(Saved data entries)
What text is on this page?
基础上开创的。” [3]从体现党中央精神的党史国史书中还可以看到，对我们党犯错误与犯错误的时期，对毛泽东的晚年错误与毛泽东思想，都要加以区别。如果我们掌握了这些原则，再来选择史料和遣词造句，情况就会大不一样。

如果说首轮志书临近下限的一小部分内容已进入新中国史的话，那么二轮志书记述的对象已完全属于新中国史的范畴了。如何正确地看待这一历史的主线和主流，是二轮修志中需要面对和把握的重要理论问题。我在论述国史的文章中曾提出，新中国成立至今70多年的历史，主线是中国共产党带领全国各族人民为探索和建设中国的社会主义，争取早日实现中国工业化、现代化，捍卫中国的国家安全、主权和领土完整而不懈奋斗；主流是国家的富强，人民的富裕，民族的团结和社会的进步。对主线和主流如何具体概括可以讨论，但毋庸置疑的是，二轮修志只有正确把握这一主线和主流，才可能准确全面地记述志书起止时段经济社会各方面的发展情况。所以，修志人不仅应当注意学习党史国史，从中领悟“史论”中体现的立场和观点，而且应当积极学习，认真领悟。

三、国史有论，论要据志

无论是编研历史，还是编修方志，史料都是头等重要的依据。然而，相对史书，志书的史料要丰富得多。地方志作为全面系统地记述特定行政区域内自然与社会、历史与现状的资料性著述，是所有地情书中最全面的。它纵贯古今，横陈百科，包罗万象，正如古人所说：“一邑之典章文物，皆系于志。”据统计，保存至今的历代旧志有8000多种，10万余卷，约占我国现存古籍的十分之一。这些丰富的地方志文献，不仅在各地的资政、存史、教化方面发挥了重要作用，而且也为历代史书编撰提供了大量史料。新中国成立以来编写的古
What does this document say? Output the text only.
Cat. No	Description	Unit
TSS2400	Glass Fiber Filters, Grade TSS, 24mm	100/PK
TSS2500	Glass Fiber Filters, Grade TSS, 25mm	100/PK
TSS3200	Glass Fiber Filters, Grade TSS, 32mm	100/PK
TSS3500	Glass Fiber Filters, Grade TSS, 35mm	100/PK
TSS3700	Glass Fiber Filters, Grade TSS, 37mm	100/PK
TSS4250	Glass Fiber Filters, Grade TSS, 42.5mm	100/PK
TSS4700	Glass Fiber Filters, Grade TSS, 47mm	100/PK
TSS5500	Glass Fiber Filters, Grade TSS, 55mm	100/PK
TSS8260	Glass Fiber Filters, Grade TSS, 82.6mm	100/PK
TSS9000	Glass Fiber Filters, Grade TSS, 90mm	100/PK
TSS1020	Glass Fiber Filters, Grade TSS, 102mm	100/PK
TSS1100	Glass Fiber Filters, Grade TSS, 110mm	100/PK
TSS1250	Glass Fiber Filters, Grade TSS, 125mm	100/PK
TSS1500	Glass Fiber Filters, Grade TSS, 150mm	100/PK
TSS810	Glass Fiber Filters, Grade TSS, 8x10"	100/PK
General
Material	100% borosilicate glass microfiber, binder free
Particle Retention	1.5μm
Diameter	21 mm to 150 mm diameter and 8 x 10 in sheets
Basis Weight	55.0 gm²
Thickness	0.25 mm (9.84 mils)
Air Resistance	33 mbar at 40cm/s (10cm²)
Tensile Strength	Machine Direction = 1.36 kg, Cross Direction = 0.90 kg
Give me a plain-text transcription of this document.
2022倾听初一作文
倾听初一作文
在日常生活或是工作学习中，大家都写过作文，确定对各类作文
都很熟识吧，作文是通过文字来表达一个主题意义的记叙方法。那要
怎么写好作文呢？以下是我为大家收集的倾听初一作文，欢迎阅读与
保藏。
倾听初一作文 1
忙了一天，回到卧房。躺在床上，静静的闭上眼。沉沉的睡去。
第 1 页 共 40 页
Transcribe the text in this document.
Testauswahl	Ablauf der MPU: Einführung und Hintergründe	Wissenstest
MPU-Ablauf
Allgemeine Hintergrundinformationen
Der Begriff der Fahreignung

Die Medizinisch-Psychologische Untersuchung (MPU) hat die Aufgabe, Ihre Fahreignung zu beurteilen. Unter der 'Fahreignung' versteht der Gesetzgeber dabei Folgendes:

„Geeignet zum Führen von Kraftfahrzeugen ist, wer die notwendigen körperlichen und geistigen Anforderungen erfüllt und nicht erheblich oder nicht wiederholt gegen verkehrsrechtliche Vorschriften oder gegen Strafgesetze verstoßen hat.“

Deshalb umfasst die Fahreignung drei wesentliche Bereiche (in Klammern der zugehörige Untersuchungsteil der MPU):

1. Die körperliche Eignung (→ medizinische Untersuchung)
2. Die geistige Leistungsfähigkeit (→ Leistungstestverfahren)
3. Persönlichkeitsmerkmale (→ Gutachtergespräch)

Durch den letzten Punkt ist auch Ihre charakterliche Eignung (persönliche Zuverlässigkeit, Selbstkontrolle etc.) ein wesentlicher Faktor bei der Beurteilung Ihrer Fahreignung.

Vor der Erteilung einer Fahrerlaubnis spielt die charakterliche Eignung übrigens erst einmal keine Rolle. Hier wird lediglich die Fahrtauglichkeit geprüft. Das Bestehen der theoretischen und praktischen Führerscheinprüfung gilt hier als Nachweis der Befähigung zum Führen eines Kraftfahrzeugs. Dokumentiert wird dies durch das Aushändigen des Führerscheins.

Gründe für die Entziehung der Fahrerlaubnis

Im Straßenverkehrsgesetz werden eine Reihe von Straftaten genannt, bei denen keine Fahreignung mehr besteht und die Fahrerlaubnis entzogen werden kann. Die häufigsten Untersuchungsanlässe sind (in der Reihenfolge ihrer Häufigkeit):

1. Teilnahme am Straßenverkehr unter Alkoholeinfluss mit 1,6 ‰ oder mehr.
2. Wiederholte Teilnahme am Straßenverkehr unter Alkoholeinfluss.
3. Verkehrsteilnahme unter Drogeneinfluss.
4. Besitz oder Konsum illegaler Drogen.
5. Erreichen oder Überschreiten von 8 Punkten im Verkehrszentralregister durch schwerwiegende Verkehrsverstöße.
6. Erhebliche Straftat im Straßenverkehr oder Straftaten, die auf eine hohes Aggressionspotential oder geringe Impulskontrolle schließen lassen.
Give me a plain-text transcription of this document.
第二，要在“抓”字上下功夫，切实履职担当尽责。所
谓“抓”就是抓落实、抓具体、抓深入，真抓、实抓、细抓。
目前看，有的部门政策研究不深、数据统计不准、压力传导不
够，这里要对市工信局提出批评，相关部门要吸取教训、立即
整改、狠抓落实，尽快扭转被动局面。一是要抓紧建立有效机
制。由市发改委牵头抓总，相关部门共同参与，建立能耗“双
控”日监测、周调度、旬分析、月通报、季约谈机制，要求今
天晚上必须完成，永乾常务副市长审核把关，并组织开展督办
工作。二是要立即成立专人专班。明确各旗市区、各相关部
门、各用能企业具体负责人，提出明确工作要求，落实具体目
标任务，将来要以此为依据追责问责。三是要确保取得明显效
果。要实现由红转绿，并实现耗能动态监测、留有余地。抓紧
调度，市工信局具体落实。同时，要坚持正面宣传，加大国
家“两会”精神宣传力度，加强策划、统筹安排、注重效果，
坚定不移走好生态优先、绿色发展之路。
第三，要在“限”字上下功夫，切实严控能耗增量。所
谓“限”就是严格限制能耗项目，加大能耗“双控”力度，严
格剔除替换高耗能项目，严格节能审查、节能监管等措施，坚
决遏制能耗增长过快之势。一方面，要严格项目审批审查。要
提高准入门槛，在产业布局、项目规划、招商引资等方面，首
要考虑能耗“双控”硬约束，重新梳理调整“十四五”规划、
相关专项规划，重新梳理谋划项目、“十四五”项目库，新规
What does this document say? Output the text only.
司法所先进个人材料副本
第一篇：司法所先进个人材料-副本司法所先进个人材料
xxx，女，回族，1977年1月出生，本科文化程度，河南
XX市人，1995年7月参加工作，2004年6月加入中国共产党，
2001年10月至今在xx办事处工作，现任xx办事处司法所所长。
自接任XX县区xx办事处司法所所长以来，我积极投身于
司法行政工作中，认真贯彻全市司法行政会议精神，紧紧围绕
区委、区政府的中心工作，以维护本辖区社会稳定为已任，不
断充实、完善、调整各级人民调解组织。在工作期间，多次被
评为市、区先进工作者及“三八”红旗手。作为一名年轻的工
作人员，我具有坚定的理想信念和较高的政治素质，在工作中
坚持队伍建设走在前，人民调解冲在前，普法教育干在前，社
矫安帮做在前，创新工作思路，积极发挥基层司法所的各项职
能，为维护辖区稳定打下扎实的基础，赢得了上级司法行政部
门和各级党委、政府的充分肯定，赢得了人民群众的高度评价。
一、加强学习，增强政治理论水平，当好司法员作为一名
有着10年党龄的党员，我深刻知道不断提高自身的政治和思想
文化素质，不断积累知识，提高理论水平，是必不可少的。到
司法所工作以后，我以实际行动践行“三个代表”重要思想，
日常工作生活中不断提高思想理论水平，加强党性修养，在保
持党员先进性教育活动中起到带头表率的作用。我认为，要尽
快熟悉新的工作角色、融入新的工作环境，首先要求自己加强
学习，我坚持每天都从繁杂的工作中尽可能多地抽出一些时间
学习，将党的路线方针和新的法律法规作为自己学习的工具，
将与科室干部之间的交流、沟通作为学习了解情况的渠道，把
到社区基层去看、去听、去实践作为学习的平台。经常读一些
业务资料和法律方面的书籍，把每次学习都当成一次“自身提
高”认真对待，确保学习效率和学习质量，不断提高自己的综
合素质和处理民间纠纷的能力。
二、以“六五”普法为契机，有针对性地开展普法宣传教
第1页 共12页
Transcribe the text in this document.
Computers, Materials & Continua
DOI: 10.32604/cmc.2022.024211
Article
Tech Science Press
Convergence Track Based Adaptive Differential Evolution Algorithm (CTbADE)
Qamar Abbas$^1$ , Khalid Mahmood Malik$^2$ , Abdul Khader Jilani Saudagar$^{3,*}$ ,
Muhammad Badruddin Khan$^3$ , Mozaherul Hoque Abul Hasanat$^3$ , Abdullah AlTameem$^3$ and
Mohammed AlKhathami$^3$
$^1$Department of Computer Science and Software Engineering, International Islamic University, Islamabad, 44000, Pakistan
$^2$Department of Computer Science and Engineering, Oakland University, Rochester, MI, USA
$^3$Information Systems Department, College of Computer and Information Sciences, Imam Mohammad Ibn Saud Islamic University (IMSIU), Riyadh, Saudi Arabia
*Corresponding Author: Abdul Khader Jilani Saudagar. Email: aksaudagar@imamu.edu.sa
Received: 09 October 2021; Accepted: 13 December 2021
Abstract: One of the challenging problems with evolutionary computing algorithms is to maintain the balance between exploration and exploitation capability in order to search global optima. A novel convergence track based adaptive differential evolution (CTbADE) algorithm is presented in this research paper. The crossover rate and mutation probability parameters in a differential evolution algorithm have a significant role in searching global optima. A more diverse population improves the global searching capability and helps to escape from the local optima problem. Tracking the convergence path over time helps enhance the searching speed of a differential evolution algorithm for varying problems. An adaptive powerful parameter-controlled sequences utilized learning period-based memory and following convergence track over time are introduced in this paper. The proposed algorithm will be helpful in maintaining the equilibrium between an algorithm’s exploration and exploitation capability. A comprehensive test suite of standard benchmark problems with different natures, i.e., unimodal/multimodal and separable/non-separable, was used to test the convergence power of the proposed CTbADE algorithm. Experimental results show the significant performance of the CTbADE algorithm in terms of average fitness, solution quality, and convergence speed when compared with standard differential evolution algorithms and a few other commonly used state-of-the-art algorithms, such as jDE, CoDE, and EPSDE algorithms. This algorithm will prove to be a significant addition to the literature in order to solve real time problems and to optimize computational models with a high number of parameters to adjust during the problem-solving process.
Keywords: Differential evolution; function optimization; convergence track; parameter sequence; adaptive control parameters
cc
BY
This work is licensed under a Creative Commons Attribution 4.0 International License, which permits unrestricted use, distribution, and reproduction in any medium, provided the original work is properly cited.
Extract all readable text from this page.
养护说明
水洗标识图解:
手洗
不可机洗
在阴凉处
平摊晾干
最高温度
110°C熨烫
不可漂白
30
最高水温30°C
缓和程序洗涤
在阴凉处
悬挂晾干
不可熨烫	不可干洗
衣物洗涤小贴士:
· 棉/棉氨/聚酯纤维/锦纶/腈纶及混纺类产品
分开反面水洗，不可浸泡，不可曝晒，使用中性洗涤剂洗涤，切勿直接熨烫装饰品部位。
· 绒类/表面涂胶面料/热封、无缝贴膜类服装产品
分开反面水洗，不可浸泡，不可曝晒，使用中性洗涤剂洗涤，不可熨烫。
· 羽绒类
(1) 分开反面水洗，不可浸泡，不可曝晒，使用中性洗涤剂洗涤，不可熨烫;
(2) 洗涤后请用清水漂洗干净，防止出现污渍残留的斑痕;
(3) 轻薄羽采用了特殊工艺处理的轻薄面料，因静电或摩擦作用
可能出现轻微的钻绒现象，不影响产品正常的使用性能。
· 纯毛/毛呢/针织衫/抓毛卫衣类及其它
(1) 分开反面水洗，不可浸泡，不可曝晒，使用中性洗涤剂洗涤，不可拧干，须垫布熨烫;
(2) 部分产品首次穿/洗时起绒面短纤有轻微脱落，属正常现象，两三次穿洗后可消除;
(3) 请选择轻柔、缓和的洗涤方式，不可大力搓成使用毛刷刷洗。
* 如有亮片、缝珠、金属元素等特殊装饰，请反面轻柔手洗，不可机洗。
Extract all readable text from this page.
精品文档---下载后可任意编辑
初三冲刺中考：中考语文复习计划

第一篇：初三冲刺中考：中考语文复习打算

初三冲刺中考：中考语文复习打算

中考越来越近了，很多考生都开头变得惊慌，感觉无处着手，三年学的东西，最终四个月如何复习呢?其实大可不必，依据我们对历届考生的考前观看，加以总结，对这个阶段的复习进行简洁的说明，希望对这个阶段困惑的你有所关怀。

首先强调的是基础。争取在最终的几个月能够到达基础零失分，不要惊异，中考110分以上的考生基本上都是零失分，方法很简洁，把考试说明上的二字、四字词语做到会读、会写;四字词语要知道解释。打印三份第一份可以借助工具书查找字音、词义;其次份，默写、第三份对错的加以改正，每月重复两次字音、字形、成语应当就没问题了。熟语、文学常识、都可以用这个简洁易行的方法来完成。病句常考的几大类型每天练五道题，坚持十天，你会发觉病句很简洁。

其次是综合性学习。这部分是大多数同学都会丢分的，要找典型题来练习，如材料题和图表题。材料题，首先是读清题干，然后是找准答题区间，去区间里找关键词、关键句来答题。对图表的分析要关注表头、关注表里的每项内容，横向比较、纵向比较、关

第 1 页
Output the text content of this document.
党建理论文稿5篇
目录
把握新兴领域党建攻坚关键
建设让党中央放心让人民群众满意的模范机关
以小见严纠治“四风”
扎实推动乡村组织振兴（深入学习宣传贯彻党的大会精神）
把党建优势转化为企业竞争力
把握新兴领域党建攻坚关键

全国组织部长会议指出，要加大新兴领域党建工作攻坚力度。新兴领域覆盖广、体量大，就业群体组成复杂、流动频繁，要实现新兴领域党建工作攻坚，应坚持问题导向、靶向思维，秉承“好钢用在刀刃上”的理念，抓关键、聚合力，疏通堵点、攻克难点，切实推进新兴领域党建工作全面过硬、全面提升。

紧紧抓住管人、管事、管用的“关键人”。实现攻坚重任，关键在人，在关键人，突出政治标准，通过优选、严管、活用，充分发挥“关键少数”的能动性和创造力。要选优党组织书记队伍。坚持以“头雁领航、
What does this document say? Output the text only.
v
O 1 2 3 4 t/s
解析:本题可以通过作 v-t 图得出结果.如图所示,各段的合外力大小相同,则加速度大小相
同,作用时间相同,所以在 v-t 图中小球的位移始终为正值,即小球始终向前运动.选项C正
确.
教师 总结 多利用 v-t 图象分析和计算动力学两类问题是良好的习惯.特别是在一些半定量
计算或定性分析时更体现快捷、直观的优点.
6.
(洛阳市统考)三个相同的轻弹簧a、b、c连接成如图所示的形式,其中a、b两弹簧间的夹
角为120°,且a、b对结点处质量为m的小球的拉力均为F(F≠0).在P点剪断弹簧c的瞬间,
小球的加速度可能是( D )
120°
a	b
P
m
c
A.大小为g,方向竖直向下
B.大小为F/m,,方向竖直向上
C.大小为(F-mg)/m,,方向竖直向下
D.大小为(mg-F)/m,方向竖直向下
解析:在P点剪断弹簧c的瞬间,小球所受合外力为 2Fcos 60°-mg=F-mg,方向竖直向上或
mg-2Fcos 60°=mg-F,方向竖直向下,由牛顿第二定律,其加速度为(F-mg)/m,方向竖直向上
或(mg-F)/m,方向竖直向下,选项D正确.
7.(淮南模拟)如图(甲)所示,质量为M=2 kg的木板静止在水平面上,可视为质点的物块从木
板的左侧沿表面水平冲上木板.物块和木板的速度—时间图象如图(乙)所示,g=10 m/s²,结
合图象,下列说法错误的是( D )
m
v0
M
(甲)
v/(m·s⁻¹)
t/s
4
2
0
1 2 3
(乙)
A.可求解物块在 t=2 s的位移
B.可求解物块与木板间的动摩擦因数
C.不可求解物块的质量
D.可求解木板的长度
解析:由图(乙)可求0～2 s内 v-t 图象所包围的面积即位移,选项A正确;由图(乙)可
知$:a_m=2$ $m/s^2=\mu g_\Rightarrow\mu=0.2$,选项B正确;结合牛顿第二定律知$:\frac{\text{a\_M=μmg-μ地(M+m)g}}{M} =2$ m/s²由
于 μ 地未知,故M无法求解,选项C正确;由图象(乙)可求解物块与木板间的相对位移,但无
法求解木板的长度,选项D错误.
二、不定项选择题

What the task asks: Quote, without alteration, the final stretch of the entries: the line with "Output the text content of this document." onward to the last line.

Result of the exercise:
Output the text content of this document.
党建理论文稿5篇
目录
把握新兴领域党建攻坚关键
建设让党中央放心让人民群众满意的模范机关
以小见严纠治“四风”
扎实推动乡村组织振兴（深入学习宣传贯彻党的大会精神）
把党建优势转化为企业竞争力
把握新兴领域党建攻坚关键

全国组织部长会议指出，要加大新兴领域党建工作攻坚力度。新兴领域覆盖广、体量大，就业群体组成复杂、流动频繁，要实现新兴领域党建工作攻坚，应坚持问题导向、靶向思维，秉承“好钢用在刀刃上”的理念，抓关键、聚合力，疏通堵点、攻克难点，切实推进新兴领域党建工作全面过硬、全面提升。

紧紧抓住管人、管事、管用的“关键人”。实现攻坚重任，关键在人，在关键人，突出政治标准，通过优选、严管、活用，充分发挥“关键少数”的能动性和创造力。要选优党组织书记队伍。坚持以“头雁领航、
What does this document say? Output the text only.
v
O 1 2 3 4 t/s
解析:本题可以通过作 v-t 图得出结果.如图所示,各段的合外力大小相同,则加速度大小相
同,作用时间相同,所以在 v-t 图中小球的位移始终为正值,即小球始终向前运动.选项C正
确.
教师 总结 多利用 v-t 图象分析和计算动力学两类问题是良好的习惯.特别是在一些半定量
计算或定性分析时更体现快捷、直观的优点.
6.
(洛阳市统考)三个相同的轻弹簧a、b、c连接成如图所示的形式,其中a、b两弹簧间的夹
角为120°,且a、b对结点处质量为m的小球的拉力均为F(F≠0).在P点剪断弹簧c的瞬间,
小球的加速度可能是( D )
120°
a	b
P
m
c
A.大小为g,方向竖直向下
B.大小为F/m,,方向竖直向上
C.大小为(F-mg)/m,,方向竖直向下
D.大小为(mg-F)/m,方向竖直向下
解析:在P点剪断弹簧c的瞬间,小球所受合外力为 2Fcos 60°-mg=F-mg,方向竖直向上或
mg-2Fcos 60°=mg-F,方向竖直向下,由牛顿第二定律,其加速度为(F-mg)/m,方向竖直向上
或(mg-F)/m,方向竖直向下,选项D正确.
7.(淮南模拟)如图(甲)所示,质量为M=2 kg的木板静止在水平面上,可视为质点的物块从木
板的左侧沿表面水平冲上木板.物块和木板的速度—时间图象如图(乙)所示,g=10 m/s²,结
合图象,下列说法错误的是( D )
m
v0
M
(甲)
v/(m·s⁻¹)
t/s
4
2
0
1 2 3
(乙)
A.可求解物块在 t=2 s的位移
B.可求解物块与木板间的动摩擦因数
C.不可求解物块的质量
D.可求解木板的长度
解析:由图(乙)可求0～2 s内 v-t 图象所包围的面积即位移,选项A正确;由图(乙)可
知$:a_m=2$ $m/s^2=\mu g_\Rightarrow\mu=0.2$,选项B正确;结合牛顿第二定律知$:\frac{\text{a\_M=μmg-μ地(M+m)g}}{M} =2$ m/s²由
于 μ 地未知,故M无法求解,选项C正确;由图象(乙)可求解物块与木板间的相对位移,但无
法求解木板的长度,选项D错误.
二、不定项选择题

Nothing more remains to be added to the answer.